• **Task brief**: Write the entries out again exactly as they stand, but without the pictures.

=======

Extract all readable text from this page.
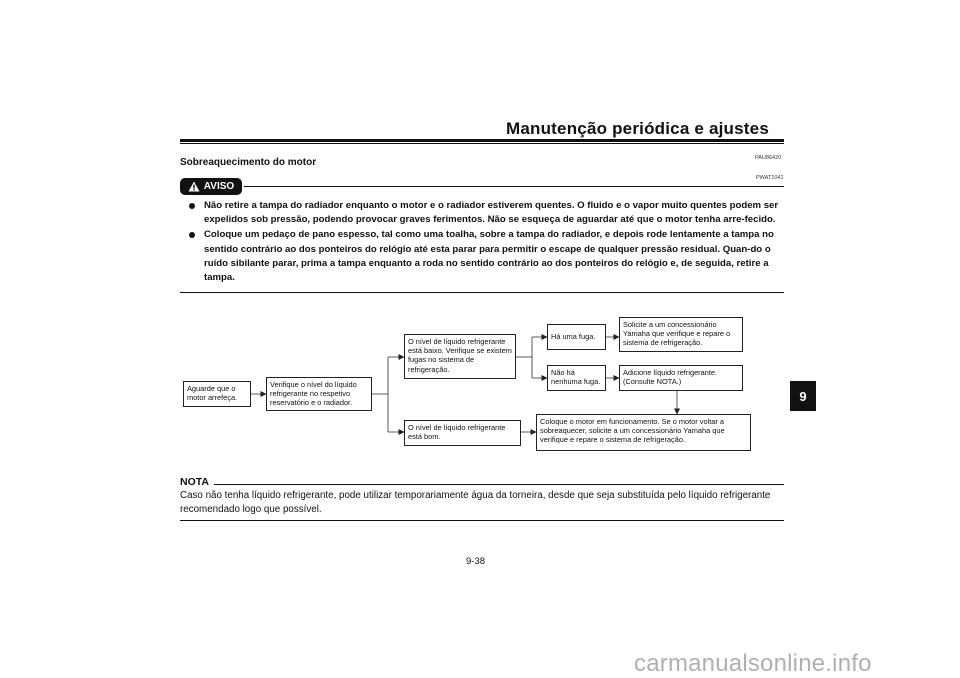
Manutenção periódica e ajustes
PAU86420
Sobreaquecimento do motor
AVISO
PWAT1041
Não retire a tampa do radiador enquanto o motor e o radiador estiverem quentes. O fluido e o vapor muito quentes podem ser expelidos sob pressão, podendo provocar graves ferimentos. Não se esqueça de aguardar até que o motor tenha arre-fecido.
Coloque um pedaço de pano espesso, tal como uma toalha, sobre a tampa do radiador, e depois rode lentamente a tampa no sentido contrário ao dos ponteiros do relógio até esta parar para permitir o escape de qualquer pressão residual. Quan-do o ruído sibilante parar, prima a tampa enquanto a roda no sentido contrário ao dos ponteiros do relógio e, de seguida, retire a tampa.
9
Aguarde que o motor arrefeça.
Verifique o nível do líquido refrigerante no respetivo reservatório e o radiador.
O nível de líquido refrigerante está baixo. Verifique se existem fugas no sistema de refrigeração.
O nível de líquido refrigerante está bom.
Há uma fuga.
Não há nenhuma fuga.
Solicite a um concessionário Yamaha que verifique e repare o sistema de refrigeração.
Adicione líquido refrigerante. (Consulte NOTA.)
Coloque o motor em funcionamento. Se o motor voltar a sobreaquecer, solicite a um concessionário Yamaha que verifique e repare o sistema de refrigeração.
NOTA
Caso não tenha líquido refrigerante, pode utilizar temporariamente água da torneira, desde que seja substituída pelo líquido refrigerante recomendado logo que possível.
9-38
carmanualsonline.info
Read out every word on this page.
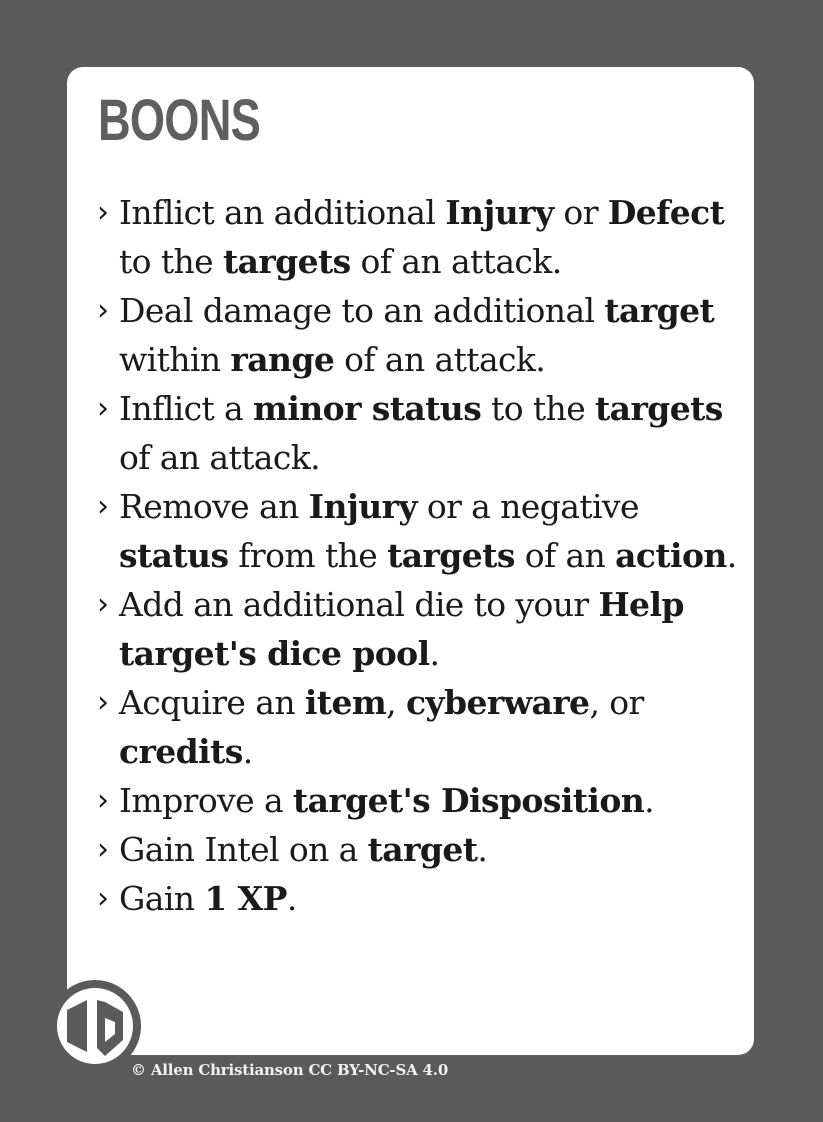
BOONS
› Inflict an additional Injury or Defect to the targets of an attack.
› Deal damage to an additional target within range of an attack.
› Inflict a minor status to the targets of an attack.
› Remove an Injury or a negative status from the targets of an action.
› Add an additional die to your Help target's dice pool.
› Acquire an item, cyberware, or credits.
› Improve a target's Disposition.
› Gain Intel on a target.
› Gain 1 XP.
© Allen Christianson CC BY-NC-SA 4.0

=======

• **Task result**:
Extract all readable text from this page.
Manutenção periódica e ajustes
PAU86420
Sobreaquecimento do motor
AVISO
PWAT1041
Não retire a tampa do radiador enquanto o motor e o radiador estiverem quentes. O fluido e o vapor muito quentes podem ser expelidos sob pressão, podendo provocar graves ferimentos. Não se esqueça de aguardar até que o motor tenha arre-fecido.
Coloque um pedaço de pano espesso, tal como uma toalha, sobre a tampa do radiador, e depois rode lentamente a tampa no sentido contrário ao dos ponteiros do relógio até esta parar para permitir o escape de qualquer pressão residual. Quan-do o ruído sibilante parar, prima a tampa enquanto a roda no sentido contrário ao dos ponteiros do relógio e, de seguida, retire a tampa.
9
Aguarde que o motor arrefeça.
Verifique o nível do líquido refrigerante no respetivo reservatório e o radiador.
O nível de líquido refrigerante está baixo. Verifique se existem fugas no sistema de refrigeração.
O nível de líquido refrigerante está bom.
Há uma fuga.
Não há nenhuma fuga.
Solicite a um concessionário Yamaha que verifique e repare o sistema de refrigeração.
Adicione líquido refrigerante. (Consulte NOTA.)
Coloque o motor em funcionamento. Se o motor voltar a sobreaquecer, solicite a um concessionário Yamaha que verifique e repare o sistema de refrigeração.
NOTA
Caso não tenha líquido refrigerante, pode utilizar temporariamente água da torneira, desde que seja substituída pelo líquido refrigerante recomendado logo que possível.
9-38
carmanualsonline.info
Read out every word on this page.
BOONS
› Inflict an additional Injury or Defect to the targets of an attack.
› Deal damage to an additional target within range of an attack.
› Inflict a minor status to the targets of an attack.
› Remove an Injury or a negative status from the targets of an action.
› Add an additional die to your Help target's dice pool.
› Acquire an item, cyberware, or credits.
› Improve a target's Disposition.
› Gain Intel on a target.
› Gain 1 XP.
© Allen Christianson CC BY-NC-SA 4.0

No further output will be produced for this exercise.